• [Do this]:
Pictures stay out of the copy; set down each line of the listing below exactly.
--- BEGIN Available data ---
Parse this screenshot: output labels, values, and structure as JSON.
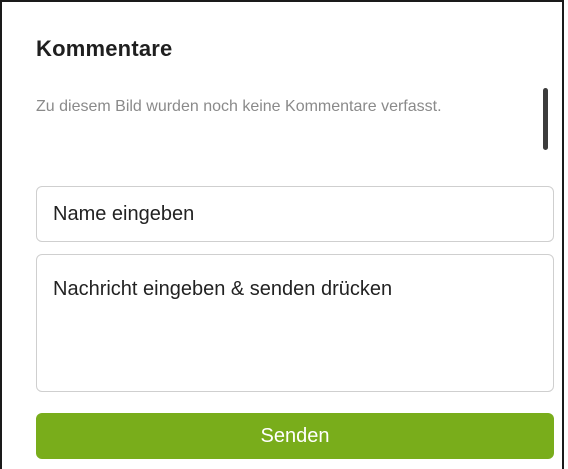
{
  "comments": {
    "title": "Kommentare",
    "empty_message": "Zu diesem Bild wurden noch keine Kommentare verfasst."
  },
  "form": {
    "name_placeholder": "Name eingeben",
    "message_placeholder": "Nachricht eingeben & senden drücken",
    "send_label": "Senden"
  },
  "colors": {
    "accent": "#79ad1b",
    "muted_text": "#8a8a8a",
    "field_border": "#cfcfcf"
  }
}
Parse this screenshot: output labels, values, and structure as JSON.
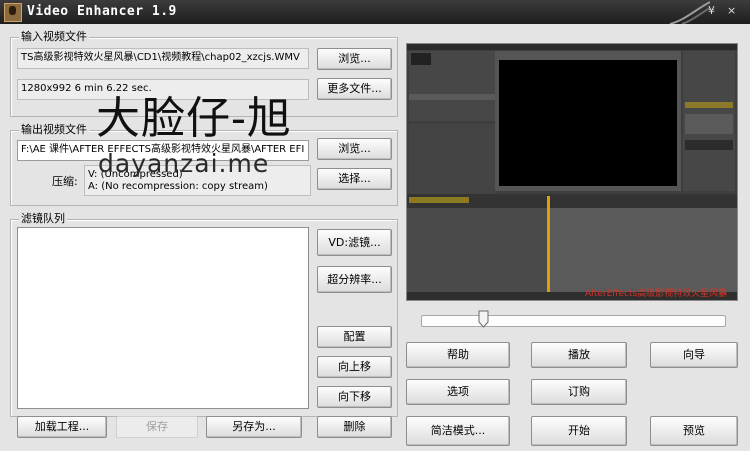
{
  "window": {
    "title": "Video Enhancer 1.9"
  },
  "input_group": {
    "label": "输入视频文件",
    "file": "TS高级影视特效火星风暴\\CD1\\视频教程\\chap02_xzcjs.WMV",
    "info": "1280x992 6 min 6.22 sec.",
    "browse_label": "浏览...",
    "more_files_label": "更多文件..."
  },
  "output_group": {
    "label": "输出视频文件",
    "file": "F:\\AE 课件\\AFTER EFFECTS高级影视特效火星风暴\\AFTER EFI",
    "browse_label": "浏览...",
    "compression_label": "压缩:",
    "video_codec": "V: (Uncompressed)",
    "audio_codec": "A: (No recompression: copy stream)",
    "select_label": "选择..."
  },
  "filter_group": {
    "label": "滤镜队列",
    "vd_filter_label": "VD:滤镜...",
    "super_res_label": "超分辨率...",
    "config_label": "配置",
    "move_up_label": "向上移",
    "move_down_label": "向下移",
    "delete_label": "删除"
  },
  "bottom_left": {
    "load_project_label": "加载工程...",
    "save_label": "保存",
    "save_as_label": "另存为..."
  },
  "actions": {
    "help": "帮助",
    "play": "播放",
    "wizard": "向导",
    "options": "选项",
    "order": "订购",
    "simple_mode": "简洁模式...",
    "start": "开始",
    "preview": "预览"
  },
  "preview": {
    "caption": "AfterEffects高级影视特效火星风暴",
    "slider_position": 0.2
  },
  "watermark": {
    "line1": "大脸仔-旭",
    "line2": "dayanzai.me"
  },
  "colors": {
    "title_bar": "#1e1e1e",
    "panel": "#e4e4e4",
    "preview_bg": "#3b3b3b",
    "preview_caption": "#d2352a"
  }
}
--- END Available data ---
• [Correct answer]:
Parse this screenshot: output labels, values, and structure as JSON.
{
  "comments": {
    "title": "Kommentare",
    "empty_message": "Zu diesem Bild wurden noch keine Kommentare verfasst."
  },
  "form": {
    "name_placeholder": "Name eingeben",
    "message_placeholder": "Nachricht eingeben & senden drücken",
    "send_label": "Senden"
  },
  "colors": {
    "accent": "#79ad1b",
    "muted_text": "#8a8a8a",
    "field_border": "#cfcfcf"
  }
}
Parse this screenshot: output labels, values, and structure as JSON.
{
  "window": {
    "title": "Video Enhancer 1.9"
  },
  "input_group": {
    "label": "输入视频文件",
    "file": "TS高级影视特效火星风暴\\CD1\\视频教程\\chap02_xzcjs.WMV",
    "info": "1280x992 6 min 6.22 sec.",
    "browse_label": "浏览...",
    "more_files_label": "更多文件..."
  },
  "output_group": {
    "label": "输出视频文件",
    "file": "F:\\AE 课件\\AFTER EFFECTS高级影视特效火星风暴\\AFTER EFI",
    "browse_label": "浏览...",
    "compression_label": "压缩:",
    "video_codec": "V: (Uncompressed)",
    "audio_codec": "A: (No recompression: copy stream)",
    "select_label": "选择..."
  },
  "filter_group": {
    "label": "滤镜队列",
    "vd_filter_label": "VD:滤镜...",
    "super_res_label": "超分辨率...",
    "config_label": "配置",
    "move_up_label": "向上移",
    "move_down_label": "向下移",
    "delete_label": "删除"
  },
  "bottom_left": {
    "load_project_label": "加载工程...",
    "save_label": "保存",
    "save_as_label": "另存为..."
  },
  "actions": {
    "help": "帮助",
    "play": "播放",
    "wizard": "向导",
    "options": "选项",
    "order": "订购",
    "simple_mode": "简洁模式...",
    "start": "开始",
    "preview": "预览"
  },
  "preview": {
    "caption": "AfterEffects高级影视特效火星风暴",
    "slider_position": 0.2
  },
  "watermark": {
    "line1": "大脸仔-旭",
    "line2": "dayanzai.me"
  },
  "colors": {
    "title_bar": "#1e1e1e",
    "panel": "#e4e4e4",
    "preview_bg": "#3b3b3b",
    "preview_caption": "#d2352a"
  }
}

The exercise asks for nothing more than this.